» GOAL OF THE EXERCISE
Write out every line below that includes the word "color".

# RECORD EXCERPTS start

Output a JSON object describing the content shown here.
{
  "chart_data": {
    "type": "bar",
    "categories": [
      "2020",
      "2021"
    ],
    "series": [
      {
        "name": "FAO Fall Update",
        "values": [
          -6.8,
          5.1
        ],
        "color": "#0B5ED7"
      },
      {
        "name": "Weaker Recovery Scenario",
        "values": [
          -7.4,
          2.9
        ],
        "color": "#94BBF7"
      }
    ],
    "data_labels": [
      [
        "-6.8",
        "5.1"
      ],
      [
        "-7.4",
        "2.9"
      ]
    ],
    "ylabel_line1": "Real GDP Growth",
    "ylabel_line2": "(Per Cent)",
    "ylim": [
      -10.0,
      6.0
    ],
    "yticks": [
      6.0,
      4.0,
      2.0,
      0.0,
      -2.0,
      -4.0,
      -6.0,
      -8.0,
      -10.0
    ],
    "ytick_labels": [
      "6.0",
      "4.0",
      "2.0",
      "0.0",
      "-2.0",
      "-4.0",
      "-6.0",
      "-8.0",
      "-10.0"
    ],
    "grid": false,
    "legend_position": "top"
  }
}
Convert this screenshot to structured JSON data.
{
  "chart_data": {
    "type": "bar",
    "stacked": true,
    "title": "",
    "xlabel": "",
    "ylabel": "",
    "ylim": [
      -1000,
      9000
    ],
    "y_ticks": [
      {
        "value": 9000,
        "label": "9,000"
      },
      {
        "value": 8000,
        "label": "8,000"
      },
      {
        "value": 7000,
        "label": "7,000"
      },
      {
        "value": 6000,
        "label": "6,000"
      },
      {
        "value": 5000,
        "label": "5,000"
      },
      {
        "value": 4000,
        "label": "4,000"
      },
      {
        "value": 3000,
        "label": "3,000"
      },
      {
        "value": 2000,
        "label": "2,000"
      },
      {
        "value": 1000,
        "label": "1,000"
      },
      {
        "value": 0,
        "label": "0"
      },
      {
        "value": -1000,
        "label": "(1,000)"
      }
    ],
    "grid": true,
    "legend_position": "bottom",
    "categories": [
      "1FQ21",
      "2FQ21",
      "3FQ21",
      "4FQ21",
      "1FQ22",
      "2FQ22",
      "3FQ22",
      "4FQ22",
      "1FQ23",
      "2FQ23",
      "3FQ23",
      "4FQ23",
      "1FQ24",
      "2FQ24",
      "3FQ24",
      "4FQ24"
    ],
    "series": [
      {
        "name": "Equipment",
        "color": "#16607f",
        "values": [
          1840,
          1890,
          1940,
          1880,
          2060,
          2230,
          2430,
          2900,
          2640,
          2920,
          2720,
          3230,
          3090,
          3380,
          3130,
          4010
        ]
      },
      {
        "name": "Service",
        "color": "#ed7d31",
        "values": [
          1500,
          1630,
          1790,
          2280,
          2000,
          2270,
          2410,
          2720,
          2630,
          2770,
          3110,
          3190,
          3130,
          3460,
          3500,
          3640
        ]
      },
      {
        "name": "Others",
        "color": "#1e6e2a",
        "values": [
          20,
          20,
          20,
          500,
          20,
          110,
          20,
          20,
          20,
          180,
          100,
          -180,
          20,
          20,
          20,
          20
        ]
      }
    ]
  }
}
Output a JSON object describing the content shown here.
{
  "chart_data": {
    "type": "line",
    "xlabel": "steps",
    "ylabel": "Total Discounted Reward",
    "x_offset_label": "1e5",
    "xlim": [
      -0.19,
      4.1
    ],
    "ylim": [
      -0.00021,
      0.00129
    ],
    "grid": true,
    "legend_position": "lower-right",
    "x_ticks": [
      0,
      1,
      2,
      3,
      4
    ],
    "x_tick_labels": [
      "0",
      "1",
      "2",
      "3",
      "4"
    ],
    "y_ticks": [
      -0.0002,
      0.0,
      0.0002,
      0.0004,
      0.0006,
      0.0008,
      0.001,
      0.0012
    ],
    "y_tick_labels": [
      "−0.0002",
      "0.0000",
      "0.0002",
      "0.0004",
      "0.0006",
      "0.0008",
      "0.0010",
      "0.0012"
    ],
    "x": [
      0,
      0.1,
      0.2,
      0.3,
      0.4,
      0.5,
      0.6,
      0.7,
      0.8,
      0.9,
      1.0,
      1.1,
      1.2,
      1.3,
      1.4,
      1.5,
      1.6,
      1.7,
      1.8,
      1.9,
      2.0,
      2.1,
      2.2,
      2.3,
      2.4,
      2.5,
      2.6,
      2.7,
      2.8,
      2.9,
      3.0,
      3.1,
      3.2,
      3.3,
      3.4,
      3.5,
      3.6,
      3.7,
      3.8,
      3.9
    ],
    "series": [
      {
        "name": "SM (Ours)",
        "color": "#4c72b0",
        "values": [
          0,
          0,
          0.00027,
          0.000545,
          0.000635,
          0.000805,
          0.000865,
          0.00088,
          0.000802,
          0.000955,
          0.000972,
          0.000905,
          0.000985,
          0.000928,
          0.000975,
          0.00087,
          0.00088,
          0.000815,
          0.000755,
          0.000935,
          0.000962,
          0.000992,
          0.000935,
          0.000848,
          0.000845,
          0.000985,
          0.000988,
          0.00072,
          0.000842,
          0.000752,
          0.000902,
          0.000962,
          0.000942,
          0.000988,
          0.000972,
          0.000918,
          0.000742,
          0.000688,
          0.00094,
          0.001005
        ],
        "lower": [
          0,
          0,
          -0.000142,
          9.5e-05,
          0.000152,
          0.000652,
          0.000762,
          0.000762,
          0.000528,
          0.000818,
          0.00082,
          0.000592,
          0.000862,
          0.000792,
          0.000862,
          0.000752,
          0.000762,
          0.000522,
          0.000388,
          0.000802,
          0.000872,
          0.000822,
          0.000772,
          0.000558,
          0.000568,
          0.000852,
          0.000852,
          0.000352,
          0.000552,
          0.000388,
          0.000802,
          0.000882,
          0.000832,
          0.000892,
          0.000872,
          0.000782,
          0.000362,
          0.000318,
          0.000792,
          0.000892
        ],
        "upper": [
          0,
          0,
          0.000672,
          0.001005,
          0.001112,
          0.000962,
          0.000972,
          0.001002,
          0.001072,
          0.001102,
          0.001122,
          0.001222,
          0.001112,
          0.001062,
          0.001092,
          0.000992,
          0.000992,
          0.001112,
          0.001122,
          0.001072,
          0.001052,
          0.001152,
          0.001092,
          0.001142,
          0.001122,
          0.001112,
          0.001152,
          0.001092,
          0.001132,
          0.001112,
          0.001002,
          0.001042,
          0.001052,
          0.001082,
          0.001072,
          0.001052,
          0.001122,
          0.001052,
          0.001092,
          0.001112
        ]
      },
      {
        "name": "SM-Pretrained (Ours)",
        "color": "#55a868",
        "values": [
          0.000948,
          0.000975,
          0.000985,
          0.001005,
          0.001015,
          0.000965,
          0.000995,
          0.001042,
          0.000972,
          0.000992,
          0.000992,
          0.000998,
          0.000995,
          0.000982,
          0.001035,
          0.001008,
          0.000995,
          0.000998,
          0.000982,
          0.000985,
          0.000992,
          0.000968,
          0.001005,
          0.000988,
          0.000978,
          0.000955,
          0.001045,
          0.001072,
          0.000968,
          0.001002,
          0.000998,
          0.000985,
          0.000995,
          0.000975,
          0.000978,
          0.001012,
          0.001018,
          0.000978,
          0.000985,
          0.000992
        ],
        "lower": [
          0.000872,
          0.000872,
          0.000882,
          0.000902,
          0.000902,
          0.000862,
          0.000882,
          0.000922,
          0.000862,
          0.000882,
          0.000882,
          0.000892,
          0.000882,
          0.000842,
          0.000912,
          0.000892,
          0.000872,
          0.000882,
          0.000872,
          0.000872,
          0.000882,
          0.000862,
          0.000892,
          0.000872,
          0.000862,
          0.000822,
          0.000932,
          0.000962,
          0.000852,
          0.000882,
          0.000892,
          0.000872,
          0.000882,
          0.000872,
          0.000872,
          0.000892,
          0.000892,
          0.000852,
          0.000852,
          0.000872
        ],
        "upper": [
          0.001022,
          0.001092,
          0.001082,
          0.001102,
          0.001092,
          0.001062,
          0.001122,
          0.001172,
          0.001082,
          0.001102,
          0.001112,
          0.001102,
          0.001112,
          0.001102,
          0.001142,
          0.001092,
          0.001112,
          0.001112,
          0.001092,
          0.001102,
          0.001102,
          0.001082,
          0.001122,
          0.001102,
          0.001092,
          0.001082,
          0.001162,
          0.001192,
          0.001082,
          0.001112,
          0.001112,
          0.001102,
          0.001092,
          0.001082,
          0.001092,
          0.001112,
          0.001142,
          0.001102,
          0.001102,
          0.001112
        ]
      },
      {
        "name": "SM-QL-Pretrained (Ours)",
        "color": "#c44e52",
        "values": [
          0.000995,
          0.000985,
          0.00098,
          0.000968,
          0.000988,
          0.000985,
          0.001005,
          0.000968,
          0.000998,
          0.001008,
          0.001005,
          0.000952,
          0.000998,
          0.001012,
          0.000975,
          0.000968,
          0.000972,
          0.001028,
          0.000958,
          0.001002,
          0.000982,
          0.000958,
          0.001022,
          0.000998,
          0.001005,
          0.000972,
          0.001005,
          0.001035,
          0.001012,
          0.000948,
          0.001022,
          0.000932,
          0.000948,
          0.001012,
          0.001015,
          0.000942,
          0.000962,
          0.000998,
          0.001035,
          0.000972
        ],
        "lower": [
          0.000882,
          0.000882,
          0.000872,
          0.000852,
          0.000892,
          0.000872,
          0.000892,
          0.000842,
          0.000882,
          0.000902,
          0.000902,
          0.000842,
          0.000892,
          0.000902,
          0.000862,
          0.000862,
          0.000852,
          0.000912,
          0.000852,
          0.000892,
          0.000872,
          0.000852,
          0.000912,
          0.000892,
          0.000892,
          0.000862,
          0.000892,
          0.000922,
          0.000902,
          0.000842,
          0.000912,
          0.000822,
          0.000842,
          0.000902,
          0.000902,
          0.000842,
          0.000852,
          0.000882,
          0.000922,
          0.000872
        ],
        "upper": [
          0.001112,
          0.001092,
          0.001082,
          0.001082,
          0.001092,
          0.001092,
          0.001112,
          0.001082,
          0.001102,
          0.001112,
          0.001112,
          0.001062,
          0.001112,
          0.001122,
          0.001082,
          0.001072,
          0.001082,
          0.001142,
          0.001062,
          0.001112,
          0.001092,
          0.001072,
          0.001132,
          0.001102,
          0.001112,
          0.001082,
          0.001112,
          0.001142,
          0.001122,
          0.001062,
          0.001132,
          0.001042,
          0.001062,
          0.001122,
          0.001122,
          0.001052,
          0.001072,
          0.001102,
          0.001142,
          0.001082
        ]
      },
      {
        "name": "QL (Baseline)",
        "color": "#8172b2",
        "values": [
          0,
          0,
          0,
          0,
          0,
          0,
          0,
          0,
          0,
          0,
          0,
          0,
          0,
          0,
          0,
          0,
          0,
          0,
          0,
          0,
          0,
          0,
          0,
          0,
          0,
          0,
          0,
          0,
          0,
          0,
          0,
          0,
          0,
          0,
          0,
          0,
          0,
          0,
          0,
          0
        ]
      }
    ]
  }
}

# RECORD EXCERPTS end

» COMPLETE OUTPUT
        "color": "#0B5ED7"
        "color": "#94BBF7"
        "color": "#16607f",
        "color": "#ed7d31",
        "color": "#1e6e2a",
        "color": "#4c72b0",
        "color": "#55a868",
        "color": "#c44e52",
        "color": "#8172b2",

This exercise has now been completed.